Rewrite the rows below as a numbered list, starting with the first line and stopping after the line that contains "svg-text:|◄: |◄ [4, 144, 7, 147]", including that line. Leave out any blank lines.

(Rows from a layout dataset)
━━━━━━━━

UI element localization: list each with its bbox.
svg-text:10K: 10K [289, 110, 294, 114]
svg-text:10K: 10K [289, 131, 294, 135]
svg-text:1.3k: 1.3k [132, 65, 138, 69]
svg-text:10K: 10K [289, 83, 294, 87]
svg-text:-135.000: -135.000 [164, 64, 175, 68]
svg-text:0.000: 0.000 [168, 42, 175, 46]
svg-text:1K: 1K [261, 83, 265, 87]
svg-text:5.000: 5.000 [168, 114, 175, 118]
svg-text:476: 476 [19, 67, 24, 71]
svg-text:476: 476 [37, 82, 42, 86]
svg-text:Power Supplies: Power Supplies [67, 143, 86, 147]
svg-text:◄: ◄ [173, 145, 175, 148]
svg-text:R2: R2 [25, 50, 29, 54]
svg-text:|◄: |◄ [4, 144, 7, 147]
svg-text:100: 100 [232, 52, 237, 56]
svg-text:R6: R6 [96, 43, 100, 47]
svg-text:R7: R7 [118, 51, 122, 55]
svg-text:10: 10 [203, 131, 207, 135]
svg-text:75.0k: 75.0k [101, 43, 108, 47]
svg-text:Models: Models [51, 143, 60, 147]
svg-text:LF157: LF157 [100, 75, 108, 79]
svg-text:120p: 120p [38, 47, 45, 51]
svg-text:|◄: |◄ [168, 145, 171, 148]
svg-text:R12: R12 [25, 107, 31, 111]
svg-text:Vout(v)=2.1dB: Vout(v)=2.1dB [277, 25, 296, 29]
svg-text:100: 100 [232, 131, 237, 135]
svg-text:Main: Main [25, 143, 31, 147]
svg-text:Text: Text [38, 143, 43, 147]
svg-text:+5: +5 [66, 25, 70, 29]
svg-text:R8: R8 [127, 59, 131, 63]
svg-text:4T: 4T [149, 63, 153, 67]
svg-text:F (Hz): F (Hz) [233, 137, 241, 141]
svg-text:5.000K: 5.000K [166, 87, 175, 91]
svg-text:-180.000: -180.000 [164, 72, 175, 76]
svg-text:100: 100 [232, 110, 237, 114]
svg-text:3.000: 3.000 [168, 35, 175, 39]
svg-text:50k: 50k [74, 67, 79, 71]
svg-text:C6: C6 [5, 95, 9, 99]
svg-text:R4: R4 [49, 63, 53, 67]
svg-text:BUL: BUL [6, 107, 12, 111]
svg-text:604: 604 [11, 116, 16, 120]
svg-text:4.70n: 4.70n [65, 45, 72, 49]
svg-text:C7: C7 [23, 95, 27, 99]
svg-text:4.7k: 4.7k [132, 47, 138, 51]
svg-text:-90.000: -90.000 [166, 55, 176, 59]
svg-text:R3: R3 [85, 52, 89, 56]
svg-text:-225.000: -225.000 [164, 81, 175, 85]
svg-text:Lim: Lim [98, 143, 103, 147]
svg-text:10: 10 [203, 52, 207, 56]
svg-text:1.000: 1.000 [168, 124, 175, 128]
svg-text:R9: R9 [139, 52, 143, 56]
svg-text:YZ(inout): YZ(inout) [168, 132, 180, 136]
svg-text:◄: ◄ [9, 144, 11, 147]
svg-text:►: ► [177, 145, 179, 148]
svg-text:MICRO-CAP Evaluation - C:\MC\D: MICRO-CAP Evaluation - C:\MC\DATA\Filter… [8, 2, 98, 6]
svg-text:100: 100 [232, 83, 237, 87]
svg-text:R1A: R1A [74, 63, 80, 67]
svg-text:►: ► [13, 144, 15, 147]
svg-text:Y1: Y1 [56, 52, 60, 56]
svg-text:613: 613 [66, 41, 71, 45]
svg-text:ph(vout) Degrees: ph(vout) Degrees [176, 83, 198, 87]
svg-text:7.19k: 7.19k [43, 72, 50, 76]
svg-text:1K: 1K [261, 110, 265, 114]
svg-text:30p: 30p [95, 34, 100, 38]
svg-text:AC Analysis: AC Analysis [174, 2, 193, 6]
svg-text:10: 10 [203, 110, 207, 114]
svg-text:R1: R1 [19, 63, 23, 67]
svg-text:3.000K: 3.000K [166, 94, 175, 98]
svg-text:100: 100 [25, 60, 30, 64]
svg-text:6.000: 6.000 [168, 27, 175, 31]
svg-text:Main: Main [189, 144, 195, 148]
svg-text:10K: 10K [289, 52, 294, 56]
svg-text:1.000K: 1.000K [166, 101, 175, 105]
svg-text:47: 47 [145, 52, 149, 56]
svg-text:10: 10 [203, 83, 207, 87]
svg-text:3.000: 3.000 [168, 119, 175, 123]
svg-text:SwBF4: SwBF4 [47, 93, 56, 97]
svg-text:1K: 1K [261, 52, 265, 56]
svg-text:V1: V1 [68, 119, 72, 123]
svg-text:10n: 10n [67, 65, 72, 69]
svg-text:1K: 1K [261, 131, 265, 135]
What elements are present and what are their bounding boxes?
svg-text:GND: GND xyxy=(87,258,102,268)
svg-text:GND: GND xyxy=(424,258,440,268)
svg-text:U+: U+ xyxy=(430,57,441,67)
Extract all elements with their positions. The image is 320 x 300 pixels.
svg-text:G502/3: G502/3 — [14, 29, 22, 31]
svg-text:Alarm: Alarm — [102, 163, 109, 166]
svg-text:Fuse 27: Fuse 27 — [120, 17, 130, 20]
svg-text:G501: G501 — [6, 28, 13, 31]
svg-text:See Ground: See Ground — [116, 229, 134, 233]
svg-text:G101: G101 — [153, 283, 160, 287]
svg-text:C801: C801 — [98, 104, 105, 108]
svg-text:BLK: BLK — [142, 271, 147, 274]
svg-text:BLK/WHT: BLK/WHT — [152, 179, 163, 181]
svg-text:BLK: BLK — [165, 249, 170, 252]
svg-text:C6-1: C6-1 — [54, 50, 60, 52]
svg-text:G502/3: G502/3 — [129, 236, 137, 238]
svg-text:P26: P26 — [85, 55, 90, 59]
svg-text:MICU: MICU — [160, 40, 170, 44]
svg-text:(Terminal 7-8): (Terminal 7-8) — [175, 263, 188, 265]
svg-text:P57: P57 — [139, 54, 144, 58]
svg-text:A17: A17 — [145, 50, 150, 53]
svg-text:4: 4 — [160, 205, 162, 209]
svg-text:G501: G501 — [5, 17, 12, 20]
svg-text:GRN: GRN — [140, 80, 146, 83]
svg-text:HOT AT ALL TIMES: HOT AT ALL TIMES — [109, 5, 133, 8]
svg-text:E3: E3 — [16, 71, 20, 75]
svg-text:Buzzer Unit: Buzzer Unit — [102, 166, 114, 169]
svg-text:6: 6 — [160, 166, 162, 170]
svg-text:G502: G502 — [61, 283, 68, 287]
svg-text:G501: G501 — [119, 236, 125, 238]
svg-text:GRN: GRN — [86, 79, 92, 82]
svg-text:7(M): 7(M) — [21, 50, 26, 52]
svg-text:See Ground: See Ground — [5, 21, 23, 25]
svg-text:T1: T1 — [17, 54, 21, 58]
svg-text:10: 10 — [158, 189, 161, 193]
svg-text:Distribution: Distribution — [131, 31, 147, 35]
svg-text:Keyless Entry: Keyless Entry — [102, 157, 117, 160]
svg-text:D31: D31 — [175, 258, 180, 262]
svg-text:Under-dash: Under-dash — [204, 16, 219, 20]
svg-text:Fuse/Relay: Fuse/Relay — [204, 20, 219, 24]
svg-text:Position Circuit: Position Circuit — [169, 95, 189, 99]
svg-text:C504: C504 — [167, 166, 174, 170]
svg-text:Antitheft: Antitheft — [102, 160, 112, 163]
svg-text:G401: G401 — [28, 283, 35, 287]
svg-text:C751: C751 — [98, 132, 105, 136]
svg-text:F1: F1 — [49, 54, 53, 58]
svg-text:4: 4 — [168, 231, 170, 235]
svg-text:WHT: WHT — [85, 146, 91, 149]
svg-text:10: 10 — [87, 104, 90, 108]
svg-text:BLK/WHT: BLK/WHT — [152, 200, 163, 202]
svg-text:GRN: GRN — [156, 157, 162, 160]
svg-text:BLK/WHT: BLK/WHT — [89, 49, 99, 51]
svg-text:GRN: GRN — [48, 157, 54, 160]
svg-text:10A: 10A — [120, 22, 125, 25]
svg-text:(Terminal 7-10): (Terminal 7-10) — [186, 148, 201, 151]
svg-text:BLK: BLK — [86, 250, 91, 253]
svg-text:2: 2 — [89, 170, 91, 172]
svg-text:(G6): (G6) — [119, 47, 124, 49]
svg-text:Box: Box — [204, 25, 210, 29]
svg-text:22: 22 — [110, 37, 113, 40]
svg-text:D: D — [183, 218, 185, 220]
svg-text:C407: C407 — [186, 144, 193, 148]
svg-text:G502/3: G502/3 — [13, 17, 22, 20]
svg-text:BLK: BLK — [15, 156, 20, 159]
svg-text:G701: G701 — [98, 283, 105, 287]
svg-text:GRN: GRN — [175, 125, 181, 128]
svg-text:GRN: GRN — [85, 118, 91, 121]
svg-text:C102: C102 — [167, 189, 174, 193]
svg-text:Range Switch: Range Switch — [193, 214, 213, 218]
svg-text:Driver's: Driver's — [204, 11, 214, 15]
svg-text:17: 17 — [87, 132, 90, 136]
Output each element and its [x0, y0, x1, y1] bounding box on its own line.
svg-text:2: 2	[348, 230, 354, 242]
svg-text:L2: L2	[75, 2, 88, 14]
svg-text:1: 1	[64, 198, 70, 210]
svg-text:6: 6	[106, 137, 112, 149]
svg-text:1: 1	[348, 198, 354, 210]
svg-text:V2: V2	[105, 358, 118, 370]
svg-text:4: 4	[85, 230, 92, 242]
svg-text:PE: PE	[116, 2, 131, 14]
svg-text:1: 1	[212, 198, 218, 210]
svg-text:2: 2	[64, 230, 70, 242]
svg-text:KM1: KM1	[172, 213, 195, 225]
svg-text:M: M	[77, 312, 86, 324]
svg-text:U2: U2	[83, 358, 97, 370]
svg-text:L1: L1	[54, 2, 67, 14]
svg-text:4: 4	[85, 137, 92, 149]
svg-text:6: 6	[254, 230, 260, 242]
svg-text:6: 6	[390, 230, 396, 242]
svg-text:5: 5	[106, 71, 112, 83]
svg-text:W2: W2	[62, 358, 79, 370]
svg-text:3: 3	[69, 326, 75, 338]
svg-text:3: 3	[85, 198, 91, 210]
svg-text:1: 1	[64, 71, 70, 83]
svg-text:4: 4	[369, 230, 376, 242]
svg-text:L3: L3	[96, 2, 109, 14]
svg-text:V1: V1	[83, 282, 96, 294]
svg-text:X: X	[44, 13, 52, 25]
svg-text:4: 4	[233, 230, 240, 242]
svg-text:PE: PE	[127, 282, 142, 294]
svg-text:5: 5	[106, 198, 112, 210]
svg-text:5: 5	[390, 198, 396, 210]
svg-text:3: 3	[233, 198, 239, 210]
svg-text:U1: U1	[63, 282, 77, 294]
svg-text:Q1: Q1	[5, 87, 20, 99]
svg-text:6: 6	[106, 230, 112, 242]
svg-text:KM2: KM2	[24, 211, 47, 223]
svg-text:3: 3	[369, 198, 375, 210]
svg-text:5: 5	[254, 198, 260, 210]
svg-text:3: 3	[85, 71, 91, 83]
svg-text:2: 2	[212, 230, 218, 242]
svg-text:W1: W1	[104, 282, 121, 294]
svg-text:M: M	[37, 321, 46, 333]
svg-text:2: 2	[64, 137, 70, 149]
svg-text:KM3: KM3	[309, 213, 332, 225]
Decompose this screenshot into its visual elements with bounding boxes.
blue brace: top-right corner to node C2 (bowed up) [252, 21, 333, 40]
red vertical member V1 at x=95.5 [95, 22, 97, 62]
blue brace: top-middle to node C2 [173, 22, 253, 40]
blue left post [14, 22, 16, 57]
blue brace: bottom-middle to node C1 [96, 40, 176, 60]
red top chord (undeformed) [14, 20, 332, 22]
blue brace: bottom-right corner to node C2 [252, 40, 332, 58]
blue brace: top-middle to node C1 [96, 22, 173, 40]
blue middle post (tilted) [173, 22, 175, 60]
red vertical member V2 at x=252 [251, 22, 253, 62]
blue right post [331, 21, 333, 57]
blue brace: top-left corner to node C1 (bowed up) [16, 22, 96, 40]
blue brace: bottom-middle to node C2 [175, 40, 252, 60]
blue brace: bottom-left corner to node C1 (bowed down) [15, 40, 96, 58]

━━━━━━━━

## Reply to the exercise
1. UI element localization: list each with its bbox.
2. svg-text:10K: 10K [289, 110, 294, 114]
3. svg-text:10K: 10K [289, 131, 294, 135]
4. svg-text:1.3k: 1.3k [132, 65, 138, 69]
5. svg-text:10K: 10K [289, 83, 294, 87]
6. svg-text:-135.000: -135.000 [164, 64, 175, 68]
7. svg-text:0.000: 0.000 [168, 42, 175, 46]
8. svg-text:1K: 1K [261, 83, 265, 87]
9. svg-text:5.000: 5.000 [168, 114, 175, 118]
10. svg-text:476: 476 [19, 67, 24, 71]
11. svg-text:476: 476 [37, 82, 42, 86]
12. svg-text:Power Supplies: Power Supplies [67, 143, 86, 147]
13. svg-text:◄: ◄ [173, 145, 175, 148]
14. svg-text:R2: R2 [25, 50, 29, 54]
15. svg-text:|◄: |◄ [4, 144, 7, 147]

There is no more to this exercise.